• [Estratto fornito]:

▬▬▬

“Abbiamo un paese che è di parole. E tu parla, che io possa fondare la mia strada pietra su pietra.
Abbiamo un paese che è di parole, e tu parla, così che si conosca dove abbia termine il viaggio.”

Mahmud Darwish

lunedì 10 maggio 2010

Droni, piloti in guerra con il joystick

Gli americani in Afghanistan e Iraq, gli israeliani a Gaza

Questo articolo riguarda l’Afghanistan non il Vicino Oriente ma l’uso dei droni (gli aerei senza pilota e guidati elettronicamente a distanza) è stato fatto in abbondanza dagli Stati Uniti anche in Iraq, e occasionalmente in Yemen, nonché da Israele contro i palestinesi a Gaza. Per questa ragione la Nena-News ha ritenuto opportuno tradurre in italiano e pubblicare questo interessante servizio del Los Angeles Times dello scorso febbraio sulla guerra nel terzo millennio versione USA, che assomiglia sempre più a un gioco elettronico ma che resta una guerra vera con morti e feriti tra civili innocenti.


David Zucchino, Los Angeles Times 27 feb
Le sfide psicologiche legate all’utilizzo dei droni sono uniche: i «piloti» dicono che nonostante le distanze, l’input video dà loro una sensazione più vera di ciò che accade a terra di quanto non avrebbero da un aereo da guerra che vola a tutta velocità.

Dal suo appartamento a Las Vegas, Sam Nelson è andato al lavoro in macchina, attraversando il deserto lungo la ventosa autostrada 95 diretta verso Indian Springs. Durante il viaggio ha acceso il canale radio XM e ha tentato di mettere da parte tutte le cose della vita quotidiana—le bollette, l’affitto, il bucato— e di prepararsi al lavoro.

Nelson, un capitano dell’Air Force, si è diretto verso il suo turno giornaliero di un nuovo tipo di lavoro, un lavoro che potrebbe richiedere l’uccisione di un altro essere umano lontano 7.500 miglia. Seduto su una poltrona imbottita dentro un basso edificio marrone chiaro, ha pilotato (a distanza) un aereo drone pesantemente armato che planava sopra l’Afghanistan. Finito il suo turno, ha guidato 40 minuti indietro attraverso il deserto per arrivare di nuovo al trambusto e ai neon di Las Vegas.

I piloti e gli equipaggi dei droni si trovano all’avanguardia di una rivoluzione; una rivoluzione sulla quale i militari e servizi segreti USA hanno puntato pesantemente. Si è spedito d’urgenza il primo Predator armato in Afghanistan solo quattro giorni dopo l’attacco dell’11 settembre 2001. Oggi l’Air Force statunitense spende quasi 3 miliardi di dollari all’anno per comprare e utilizzare i droni e addestra i piloti a far volare più droni che aerei con il pilota a bordo.

▬▬▬

• [Voci della raccolta]:
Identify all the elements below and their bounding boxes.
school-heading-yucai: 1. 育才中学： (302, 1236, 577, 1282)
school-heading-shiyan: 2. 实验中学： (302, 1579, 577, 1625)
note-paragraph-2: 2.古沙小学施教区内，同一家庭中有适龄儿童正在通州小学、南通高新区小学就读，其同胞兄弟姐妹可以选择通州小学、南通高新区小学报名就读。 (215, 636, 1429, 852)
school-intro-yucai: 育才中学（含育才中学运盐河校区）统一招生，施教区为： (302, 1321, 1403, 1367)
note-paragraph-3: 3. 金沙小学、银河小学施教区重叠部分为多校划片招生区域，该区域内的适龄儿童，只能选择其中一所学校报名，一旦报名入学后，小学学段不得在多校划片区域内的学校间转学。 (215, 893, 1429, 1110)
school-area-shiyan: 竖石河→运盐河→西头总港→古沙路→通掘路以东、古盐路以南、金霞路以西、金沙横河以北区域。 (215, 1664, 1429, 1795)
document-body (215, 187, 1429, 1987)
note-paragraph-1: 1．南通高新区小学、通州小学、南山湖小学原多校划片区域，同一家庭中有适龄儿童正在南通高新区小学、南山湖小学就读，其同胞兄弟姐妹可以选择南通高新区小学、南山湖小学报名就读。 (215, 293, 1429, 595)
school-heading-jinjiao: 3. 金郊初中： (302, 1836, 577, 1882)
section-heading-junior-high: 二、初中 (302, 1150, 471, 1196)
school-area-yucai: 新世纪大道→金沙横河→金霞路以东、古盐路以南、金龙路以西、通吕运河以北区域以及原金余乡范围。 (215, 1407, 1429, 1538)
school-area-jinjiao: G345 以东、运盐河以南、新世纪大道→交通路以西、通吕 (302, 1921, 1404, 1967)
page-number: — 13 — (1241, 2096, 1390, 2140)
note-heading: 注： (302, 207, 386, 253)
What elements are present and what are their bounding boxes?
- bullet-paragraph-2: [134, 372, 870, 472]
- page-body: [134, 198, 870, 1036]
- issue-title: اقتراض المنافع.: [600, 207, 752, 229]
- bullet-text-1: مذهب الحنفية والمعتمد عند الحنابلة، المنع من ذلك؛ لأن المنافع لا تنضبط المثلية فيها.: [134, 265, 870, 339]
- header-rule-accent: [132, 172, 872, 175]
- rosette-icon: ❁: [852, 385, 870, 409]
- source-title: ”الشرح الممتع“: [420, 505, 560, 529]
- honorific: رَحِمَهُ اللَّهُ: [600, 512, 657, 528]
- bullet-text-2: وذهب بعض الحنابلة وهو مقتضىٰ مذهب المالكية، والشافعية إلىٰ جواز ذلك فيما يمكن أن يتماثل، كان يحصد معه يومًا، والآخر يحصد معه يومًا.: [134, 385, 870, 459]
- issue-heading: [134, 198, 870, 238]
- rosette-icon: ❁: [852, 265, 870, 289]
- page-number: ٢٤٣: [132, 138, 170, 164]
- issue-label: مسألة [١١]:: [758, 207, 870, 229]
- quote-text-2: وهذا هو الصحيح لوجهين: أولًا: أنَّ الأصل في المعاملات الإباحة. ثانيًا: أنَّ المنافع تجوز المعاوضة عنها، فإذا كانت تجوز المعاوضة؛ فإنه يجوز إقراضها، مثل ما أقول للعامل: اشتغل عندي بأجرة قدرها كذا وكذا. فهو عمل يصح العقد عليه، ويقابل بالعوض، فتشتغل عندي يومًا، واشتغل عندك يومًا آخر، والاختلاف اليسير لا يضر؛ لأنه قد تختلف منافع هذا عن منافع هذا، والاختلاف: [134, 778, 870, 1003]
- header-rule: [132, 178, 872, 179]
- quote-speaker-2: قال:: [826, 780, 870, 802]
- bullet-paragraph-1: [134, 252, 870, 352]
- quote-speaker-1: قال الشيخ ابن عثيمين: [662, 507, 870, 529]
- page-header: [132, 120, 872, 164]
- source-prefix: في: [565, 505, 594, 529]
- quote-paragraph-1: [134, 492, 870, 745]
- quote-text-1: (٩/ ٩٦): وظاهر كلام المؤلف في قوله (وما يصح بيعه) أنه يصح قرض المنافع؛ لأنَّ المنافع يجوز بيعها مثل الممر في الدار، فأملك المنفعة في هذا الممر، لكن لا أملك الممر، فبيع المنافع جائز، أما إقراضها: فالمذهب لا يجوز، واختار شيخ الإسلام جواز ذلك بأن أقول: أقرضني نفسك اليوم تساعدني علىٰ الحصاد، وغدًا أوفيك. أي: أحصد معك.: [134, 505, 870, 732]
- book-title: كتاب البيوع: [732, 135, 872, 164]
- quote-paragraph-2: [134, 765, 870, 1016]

▬▬▬

• [Compiti assegnati]:
**a.** Secondo l'articolo sui droni, quanto spende ogni anno l'Air Force statunitense per comprare e utilizzare i droni?
**b.** Sostituisci "elements" con "items" nelle righe delle voci della raccolta che partono dall'inizio e proseguono fino alla riga con "893, 1429, 1110)", inclusa. Riscrivi solo queste righe e lascia invariato tutto il resto.

• [Risposte agli esercizi]:
**a.** Quasi 3 miliardi di dollari all'anno.

**b.**
Identify all the items below and their bounding boxes.
school-heading-yucai: 1. 育才中学： (302, 1236, 577, 1282)
school-heading-shiyan: 2. 实验中学： (302, 1579, 577, 1625)
note-paragraph-2: 2.古沙小学施教区内，同一家庭中有适龄儿童正在通州小学、南通高新区小学就读，其同胞兄弟姐妹可以选择通州小学、南通高新区小学报名就读。 (215, 636, 1429, 852)
school-intro-yucai: 育才中学（含育才中学运盐河校区）统一招生，施教区为： (302, 1321, 1403, 1367)
note-paragraph-3: 3. 金沙小学、银河小学施教区重叠部分为多校划片招生区域，该区域内的适龄儿童，只能选择其中一所学校报名，一旦报名入学后，小学学段不得在多校划片区域内的学校间转学。 (215, 893, 1429, 1110)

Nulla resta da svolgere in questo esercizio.